** Start of Records **

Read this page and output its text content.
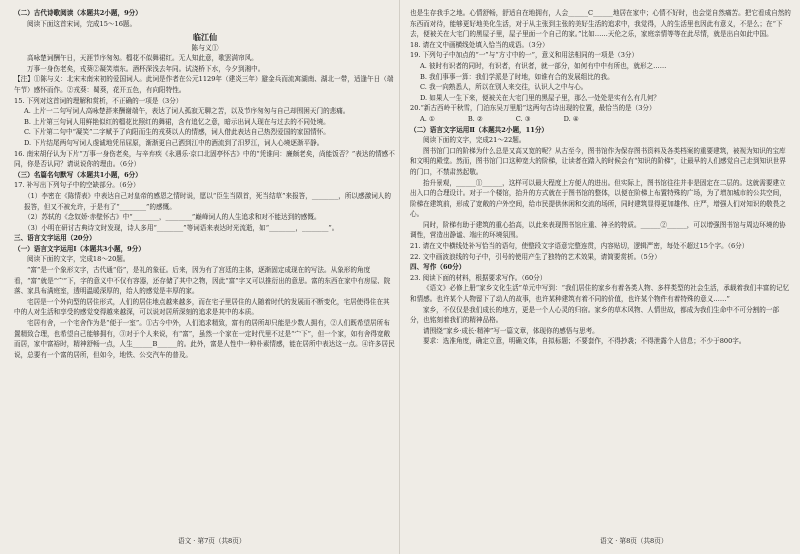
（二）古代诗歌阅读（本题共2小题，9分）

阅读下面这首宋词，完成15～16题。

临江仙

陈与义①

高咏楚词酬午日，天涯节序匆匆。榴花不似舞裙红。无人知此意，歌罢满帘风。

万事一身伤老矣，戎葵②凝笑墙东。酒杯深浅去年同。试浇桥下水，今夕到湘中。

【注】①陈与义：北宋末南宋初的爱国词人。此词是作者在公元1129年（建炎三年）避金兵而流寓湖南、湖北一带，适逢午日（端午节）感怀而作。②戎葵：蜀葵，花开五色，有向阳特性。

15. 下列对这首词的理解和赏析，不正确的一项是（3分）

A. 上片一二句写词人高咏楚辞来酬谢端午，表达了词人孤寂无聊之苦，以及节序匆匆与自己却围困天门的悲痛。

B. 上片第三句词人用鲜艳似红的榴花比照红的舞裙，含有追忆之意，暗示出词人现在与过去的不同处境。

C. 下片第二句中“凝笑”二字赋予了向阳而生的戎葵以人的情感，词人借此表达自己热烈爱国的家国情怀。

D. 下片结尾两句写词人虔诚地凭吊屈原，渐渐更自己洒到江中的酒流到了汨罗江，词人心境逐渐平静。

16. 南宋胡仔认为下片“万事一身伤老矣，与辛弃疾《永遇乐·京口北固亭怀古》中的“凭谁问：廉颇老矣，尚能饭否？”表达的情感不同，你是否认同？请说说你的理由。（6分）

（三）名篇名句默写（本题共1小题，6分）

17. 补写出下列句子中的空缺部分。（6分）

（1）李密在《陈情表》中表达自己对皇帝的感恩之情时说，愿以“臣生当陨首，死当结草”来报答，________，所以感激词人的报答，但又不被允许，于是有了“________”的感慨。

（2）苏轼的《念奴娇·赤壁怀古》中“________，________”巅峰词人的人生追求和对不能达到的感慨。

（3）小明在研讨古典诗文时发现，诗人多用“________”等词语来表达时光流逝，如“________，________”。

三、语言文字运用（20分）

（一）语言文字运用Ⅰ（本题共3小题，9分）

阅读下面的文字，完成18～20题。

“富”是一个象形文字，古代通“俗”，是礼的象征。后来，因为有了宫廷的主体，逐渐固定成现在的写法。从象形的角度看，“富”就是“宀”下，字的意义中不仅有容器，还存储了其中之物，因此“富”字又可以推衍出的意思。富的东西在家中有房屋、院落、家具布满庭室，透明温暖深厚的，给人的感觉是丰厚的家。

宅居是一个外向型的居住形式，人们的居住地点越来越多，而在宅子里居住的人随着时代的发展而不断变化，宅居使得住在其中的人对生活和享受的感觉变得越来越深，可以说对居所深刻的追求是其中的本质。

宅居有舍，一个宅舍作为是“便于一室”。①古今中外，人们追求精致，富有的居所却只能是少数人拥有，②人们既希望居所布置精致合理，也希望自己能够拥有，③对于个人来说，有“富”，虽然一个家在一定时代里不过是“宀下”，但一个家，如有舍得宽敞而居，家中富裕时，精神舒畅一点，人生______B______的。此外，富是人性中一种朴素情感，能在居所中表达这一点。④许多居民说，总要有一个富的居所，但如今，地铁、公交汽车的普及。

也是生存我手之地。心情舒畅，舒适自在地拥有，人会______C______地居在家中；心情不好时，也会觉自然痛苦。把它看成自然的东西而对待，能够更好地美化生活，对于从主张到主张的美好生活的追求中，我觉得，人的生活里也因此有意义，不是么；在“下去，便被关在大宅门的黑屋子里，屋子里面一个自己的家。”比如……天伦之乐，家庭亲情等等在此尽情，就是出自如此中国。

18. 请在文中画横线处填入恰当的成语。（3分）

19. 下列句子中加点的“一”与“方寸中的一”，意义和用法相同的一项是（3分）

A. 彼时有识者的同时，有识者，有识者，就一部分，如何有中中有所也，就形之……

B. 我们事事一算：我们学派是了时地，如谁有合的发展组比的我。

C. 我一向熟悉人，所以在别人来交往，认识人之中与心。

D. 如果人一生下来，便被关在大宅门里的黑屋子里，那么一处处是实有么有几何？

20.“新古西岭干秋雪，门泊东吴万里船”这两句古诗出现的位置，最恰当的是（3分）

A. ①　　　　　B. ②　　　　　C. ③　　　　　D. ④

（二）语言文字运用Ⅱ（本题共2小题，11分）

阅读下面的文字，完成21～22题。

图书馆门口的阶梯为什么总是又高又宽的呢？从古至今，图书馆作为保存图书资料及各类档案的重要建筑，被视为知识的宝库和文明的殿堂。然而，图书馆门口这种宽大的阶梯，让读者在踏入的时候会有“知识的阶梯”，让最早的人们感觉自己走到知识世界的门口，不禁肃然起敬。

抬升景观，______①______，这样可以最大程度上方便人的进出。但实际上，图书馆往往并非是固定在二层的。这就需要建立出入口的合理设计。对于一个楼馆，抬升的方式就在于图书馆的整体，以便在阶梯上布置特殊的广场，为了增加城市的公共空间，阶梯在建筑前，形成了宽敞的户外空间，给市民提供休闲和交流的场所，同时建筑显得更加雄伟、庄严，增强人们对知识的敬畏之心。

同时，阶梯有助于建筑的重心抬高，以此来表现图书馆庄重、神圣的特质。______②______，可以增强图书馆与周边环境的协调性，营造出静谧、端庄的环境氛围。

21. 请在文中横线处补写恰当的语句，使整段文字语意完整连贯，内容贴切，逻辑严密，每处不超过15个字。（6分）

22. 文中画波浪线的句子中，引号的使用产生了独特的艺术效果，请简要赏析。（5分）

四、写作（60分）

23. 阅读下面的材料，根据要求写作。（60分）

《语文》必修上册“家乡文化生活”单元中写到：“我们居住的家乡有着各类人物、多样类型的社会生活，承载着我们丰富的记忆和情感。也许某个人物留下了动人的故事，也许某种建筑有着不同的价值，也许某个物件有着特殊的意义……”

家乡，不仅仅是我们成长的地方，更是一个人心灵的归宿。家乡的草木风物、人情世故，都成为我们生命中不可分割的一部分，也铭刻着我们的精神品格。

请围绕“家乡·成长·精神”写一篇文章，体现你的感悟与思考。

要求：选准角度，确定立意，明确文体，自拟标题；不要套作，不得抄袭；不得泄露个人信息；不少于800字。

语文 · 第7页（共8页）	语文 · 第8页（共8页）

** End of Records **
** Start of Records **

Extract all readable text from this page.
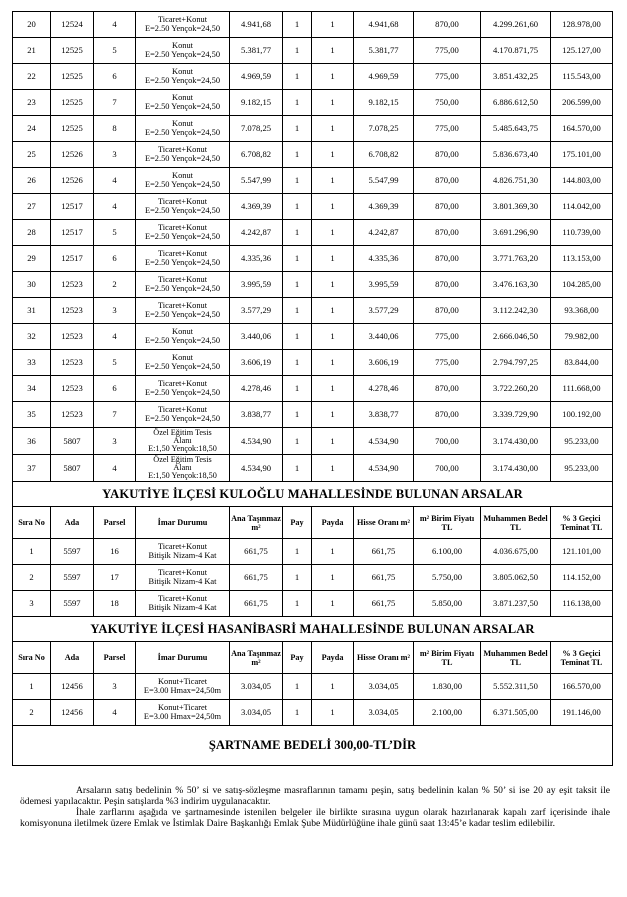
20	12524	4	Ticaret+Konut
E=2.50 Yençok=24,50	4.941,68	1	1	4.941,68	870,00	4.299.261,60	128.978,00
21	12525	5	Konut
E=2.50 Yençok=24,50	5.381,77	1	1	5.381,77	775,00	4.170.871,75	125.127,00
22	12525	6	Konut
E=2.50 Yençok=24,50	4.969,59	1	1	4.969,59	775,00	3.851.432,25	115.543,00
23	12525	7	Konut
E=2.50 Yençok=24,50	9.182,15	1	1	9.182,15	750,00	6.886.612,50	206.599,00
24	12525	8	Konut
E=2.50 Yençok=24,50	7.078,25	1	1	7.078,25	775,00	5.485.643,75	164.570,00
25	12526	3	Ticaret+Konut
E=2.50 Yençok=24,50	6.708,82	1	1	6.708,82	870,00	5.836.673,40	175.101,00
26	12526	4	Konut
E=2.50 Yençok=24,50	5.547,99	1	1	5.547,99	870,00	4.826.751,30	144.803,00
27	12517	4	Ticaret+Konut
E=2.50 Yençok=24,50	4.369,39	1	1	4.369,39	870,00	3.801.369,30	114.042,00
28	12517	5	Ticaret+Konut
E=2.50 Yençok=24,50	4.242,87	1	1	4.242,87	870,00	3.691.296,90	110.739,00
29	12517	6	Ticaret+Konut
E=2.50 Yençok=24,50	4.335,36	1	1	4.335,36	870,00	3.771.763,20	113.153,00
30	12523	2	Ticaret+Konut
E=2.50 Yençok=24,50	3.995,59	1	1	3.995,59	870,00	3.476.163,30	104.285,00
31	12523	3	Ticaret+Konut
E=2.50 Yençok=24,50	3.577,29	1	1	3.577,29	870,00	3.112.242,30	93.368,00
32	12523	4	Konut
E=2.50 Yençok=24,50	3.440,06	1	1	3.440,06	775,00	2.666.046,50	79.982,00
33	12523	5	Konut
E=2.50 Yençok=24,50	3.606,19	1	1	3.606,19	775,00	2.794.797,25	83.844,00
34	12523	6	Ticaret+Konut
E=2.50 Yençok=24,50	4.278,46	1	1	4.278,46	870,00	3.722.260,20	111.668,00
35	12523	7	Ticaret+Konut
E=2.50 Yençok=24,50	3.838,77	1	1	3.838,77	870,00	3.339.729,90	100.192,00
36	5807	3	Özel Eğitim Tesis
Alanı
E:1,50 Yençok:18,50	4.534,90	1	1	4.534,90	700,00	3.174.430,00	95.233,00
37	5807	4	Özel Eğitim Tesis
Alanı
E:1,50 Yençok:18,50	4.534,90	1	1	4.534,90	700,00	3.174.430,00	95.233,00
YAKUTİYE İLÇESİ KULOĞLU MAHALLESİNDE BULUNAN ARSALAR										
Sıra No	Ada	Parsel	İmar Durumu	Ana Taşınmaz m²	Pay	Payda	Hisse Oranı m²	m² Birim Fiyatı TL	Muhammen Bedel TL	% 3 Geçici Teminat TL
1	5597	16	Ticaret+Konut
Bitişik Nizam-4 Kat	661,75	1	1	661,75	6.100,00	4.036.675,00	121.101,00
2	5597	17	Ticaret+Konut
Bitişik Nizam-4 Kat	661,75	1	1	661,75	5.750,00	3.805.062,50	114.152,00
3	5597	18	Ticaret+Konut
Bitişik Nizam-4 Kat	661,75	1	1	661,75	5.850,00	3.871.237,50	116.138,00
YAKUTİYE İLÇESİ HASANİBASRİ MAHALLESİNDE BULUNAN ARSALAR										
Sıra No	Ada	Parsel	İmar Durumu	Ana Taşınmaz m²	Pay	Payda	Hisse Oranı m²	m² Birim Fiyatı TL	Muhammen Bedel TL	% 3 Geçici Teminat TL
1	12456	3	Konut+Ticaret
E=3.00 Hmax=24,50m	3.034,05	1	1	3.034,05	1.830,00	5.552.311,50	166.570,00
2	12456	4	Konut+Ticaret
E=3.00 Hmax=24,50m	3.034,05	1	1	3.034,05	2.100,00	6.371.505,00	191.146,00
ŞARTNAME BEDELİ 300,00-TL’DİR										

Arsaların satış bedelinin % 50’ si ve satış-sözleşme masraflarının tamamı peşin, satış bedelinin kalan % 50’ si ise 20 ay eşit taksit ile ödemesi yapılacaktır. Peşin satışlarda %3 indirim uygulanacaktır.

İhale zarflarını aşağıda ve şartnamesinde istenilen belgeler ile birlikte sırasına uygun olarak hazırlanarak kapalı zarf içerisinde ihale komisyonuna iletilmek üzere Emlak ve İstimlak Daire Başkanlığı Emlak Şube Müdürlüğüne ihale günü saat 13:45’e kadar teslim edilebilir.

** End of Records **
** Start of Records **

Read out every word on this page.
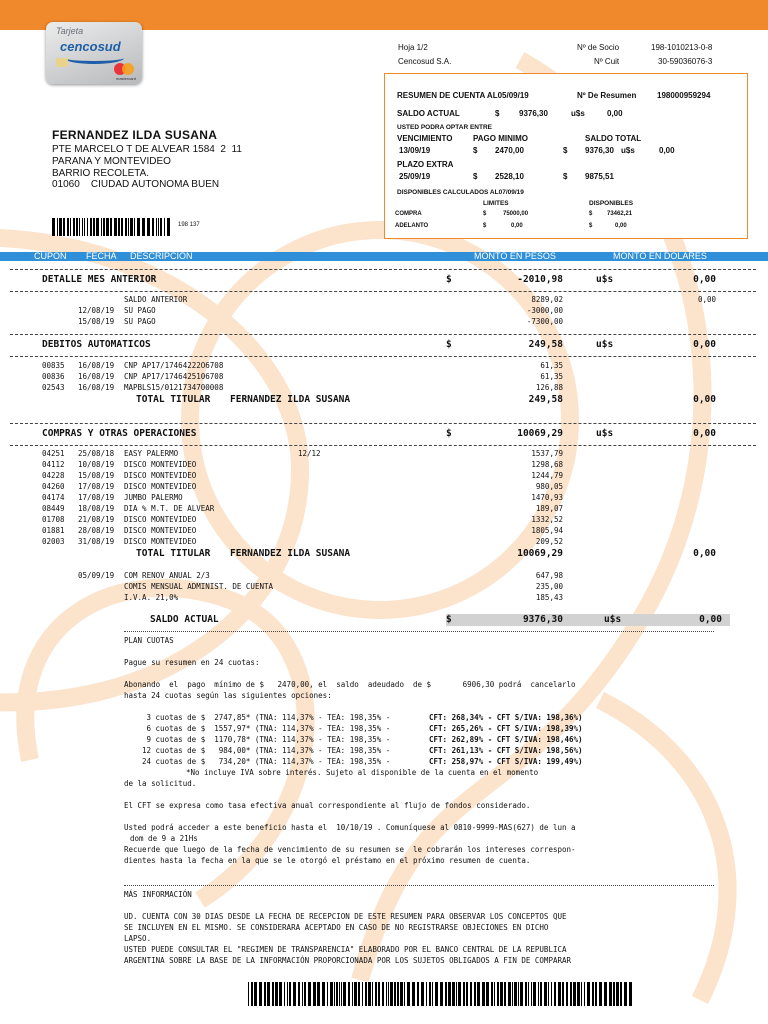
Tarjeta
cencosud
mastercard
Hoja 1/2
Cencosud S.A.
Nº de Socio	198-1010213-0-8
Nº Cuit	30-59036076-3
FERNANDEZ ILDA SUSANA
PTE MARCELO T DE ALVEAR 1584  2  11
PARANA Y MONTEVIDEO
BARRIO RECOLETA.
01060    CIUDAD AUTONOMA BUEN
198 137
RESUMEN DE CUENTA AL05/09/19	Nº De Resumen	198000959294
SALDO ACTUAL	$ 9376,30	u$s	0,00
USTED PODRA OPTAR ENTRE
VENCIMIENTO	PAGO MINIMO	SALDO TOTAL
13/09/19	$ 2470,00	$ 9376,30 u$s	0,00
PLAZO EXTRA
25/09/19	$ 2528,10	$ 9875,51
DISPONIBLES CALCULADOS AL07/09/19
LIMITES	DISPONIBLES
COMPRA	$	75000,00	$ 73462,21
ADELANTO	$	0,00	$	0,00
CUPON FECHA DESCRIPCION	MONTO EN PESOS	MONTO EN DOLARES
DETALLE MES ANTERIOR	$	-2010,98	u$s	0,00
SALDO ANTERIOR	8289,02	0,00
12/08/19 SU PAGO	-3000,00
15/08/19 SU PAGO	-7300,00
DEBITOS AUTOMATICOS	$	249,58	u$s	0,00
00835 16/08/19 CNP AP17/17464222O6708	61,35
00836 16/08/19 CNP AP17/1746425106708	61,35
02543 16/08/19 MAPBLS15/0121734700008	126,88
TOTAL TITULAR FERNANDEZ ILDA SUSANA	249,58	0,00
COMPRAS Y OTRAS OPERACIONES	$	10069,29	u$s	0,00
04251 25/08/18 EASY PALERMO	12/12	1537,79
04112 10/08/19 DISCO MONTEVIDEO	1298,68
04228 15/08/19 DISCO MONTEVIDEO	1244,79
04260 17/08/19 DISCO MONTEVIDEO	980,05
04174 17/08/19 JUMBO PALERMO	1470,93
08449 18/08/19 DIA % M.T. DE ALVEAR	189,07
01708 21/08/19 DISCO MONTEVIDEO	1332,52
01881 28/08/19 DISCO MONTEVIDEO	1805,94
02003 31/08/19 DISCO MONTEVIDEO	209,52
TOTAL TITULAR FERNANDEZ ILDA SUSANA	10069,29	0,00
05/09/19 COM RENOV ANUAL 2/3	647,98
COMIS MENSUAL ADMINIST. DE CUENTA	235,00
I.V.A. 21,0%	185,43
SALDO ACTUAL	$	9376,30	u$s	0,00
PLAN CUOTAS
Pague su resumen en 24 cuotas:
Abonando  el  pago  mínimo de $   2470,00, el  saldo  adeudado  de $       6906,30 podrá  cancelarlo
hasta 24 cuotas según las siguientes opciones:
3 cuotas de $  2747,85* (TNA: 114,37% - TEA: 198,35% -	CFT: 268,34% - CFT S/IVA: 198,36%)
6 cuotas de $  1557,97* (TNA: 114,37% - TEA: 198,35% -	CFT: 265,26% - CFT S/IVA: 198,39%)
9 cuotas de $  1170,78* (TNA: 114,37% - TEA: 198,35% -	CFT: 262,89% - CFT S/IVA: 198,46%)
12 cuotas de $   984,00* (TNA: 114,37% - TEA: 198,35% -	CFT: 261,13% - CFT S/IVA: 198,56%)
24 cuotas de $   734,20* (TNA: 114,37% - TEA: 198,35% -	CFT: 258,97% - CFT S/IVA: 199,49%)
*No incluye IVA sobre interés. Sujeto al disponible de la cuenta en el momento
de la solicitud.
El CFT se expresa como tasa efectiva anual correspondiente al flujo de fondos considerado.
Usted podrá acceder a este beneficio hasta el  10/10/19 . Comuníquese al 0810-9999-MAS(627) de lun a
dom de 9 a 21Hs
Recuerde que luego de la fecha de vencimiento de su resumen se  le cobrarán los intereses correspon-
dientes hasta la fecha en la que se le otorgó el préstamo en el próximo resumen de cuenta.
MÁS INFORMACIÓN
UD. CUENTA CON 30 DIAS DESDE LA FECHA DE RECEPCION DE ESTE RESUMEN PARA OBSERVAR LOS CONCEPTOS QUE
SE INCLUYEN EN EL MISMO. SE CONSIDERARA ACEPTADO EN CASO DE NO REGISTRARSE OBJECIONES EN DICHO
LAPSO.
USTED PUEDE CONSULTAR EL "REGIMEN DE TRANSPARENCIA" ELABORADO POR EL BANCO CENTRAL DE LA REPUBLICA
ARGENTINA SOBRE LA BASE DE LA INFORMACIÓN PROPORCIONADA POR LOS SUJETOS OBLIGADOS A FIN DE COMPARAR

** End of Records **

What is required ::
Read the data above and pull out each line that holds the string "Özel".

Answer to the exercise ::
36	5807	3	Özel Eğitim Tesis
37	5807	4	Özel Eğitim Tesis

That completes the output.